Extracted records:
--- --- ---

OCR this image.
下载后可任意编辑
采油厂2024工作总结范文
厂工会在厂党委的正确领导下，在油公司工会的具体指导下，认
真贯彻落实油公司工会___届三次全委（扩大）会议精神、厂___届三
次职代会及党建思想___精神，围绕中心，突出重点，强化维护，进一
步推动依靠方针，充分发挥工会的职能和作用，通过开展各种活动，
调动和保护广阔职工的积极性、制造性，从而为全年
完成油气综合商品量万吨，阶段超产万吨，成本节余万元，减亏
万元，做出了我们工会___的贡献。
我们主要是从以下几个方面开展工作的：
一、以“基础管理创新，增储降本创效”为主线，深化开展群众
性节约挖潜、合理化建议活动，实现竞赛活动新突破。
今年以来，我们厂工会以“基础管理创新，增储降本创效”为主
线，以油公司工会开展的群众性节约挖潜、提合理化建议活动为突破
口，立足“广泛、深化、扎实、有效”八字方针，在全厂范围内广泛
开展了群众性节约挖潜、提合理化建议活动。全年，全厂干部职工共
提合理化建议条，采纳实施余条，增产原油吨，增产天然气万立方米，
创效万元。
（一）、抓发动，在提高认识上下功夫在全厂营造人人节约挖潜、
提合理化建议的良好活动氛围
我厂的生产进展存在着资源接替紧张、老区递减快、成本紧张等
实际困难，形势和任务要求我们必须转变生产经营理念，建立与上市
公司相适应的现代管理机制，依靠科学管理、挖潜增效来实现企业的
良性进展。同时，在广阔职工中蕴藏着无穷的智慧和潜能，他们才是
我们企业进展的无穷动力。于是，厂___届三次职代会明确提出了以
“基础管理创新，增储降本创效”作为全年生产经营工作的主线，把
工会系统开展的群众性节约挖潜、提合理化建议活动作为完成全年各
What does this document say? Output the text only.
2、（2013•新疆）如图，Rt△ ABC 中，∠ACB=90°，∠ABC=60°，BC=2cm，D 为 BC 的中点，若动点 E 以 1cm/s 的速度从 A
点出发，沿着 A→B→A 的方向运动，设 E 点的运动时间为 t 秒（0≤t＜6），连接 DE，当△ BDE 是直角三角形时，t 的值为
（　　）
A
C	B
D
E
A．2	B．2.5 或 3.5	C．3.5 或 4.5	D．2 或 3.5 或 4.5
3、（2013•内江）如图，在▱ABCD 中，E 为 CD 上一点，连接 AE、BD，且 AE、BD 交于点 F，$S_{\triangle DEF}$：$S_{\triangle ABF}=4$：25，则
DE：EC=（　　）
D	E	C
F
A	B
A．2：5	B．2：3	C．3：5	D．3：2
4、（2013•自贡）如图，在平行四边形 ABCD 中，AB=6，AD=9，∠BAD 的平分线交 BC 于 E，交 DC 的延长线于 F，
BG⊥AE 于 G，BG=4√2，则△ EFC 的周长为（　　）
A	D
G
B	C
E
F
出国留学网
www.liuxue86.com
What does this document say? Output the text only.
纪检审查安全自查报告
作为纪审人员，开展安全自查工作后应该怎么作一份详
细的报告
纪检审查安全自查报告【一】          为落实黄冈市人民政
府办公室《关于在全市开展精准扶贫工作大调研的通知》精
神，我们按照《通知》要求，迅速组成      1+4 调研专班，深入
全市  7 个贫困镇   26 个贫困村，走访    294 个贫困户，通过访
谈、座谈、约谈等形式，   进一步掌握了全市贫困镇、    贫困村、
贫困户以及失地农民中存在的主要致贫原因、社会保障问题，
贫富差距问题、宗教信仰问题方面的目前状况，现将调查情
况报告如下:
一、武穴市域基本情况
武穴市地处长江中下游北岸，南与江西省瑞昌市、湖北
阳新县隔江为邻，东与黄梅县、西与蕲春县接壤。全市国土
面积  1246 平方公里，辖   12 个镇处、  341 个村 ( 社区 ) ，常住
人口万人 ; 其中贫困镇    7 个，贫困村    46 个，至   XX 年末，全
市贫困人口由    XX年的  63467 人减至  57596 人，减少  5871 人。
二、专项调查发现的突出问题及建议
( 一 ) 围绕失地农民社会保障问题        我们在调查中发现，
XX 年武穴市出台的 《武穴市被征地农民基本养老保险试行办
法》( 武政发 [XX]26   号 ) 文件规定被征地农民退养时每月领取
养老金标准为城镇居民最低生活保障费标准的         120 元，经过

--- --- ---

*The problem*:
Every line of the data above should be reproduced word for word.

*Result of the exercise*:
OCR this image.
下载后可任意编辑
采油厂2024工作总结范文
厂工会在厂党委的正确领导下，在油公司工会的具体指导下，认
真贯彻落实油公司工会___届三次全委（扩大）会议精神、厂___届三
次职代会及党建思想___精神，围绕中心，突出重点，强化维护，进一
步推动依靠方针，充分发挥工会的职能和作用，通过开展各种活动，
调动和保护广阔职工的积极性、制造性，从而为全年
完成油气综合商品量万吨，阶段超产万吨，成本节余万元，减亏
万元，做出了我们工会___的贡献。
我们主要是从以下几个方面开展工作的：
一、以“基础管理创新，增储降本创效”为主线，深化开展群众
性节约挖潜、合理化建议活动，实现竞赛活动新突破。
今年以来，我们厂工会以“基础管理创新，增储降本创效”为主
线，以油公司工会开展的群众性节约挖潜、提合理化建议活动为突破
口，立足“广泛、深化、扎实、有效”八字方针，在全厂范围内广泛
开展了群众性节约挖潜、提合理化建议活动。全年，全厂干部职工共
提合理化建议条，采纳实施余条，增产原油吨，增产天然气万立方米，
创效万元。
（一）、抓发动，在提高认识上下功夫在全厂营造人人节约挖潜、
提合理化建议的良好活动氛围
我厂的生产进展存在着资源接替紧张、老区递减快、成本紧张等
实际困难，形势和任务要求我们必须转变生产经营理念，建立与上市
公司相适应的现代管理机制，依靠科学管理、挖潜增效来实现企业的
良性进展。同时，在广阔职工中蕴藏着无穷的智慧和潜能，他们才是
我们企业进展的无穷动力。于是，厂___届三次职代会明确提出了以
“基础管理创新，增储降本创效”作为全年生产经营工作的主线，把
工会系统开展的群众性节约挖潜、提合理化建议活动作为完成全年各
What does this document say? Output the text only.
2、（2013•新疆）如图，Rt△ ABC 中，∠ACB=90°，∠ABC=60°，BC=2cm，D 为 BC 的中点，若动点 E 以 1cm/s 的速度从 A
点出发，沿着 A→B→A 的方向运动，设 E 点的运动时间为 t 秒（0≤t＜6），连接 DE，当△ BDE 是直角三角形时，t 的值为
（　　）
A
C	B
D
E
A．2	B．2.5 或 3.5	C．3.5 或 4.5	D．2 或 3.5 或 4.5
3、（2013•内江）如图，在▱ABCD 中，E 为 CD 上一点，连接 AE、BD，且 AE、BD 交于点 F，$S_{\triangle DEF}$：$S_{\triangle ABF}=4$：25，则
DE：EC=（　　）
D	E	C
F
A	B
A．2：5	B．2：3	C．3：5	D．3：2
4、（2013•自贡）如图，在平行四边形 ABCD 中，AB=6，AD=9，∠BAD 的平分线交 BC 于 E，交 DC 的延长线于 F，
BG⊥AE 于 G，BG=4√2，则△ EFC 的周长为（　　）
A	D
G
B	C
E
F
出国留学网
www.liuxue86.com
What does this document say? Output the text only.
纪检审查安全自查报告
作为纪审人员，开展安全自查工作后应该怎么作一份详
细的报告
纪检审查安全自查报告【一】          为落实黄冈市人民政
府办公室《关于在全市开展精准扶贫工作大调研的通知》精
神，我们按照《通知》要求，迅速组成      1+4 调研专班，深入
全市  7 个贫困镇   26 个贫困村，走访    294 个贫困户，通过访
谈、座谈、约谈等形式，   进一步掌握了全市贫困镇、    贫困村、
贫困户以及失地农民中存在的主要致贫原因、社会保障问题，
贫富差距问题、宗教信仰问题方面的目前状况，现将调查情
况报告如下:
一、武穴市域基本情况
武穴市地处长江中下游北岸，南与江西省瑞昌市、湖北
阳新县隔江为邻，东与黄梅县、西与蕲春县接壤。全市国土
面积  1246 平方公里，辖   12 个镇处、  341 个村 ( 社区 ) ，常住
人口万人 ; 其中贫困镇    7 个，贫困村    46 个，至   XX 年末，全
市贫困人口由    XX年的  63467 人减至  57596 人，减少  5871 人。
二、专项调查发现的突出问题及建议
( 一 ) 围绕失地农民社会保障问题        我们在调查中发现，
XX 年武穴市出台的 《武穴市被征地农民基本养老保险试行办
法》( 武政发 [XX]26   号 ) 文件规定被征地农民退养时每月领取
养老金标准为城镇居民最低生活保障费标准的         120 元，经过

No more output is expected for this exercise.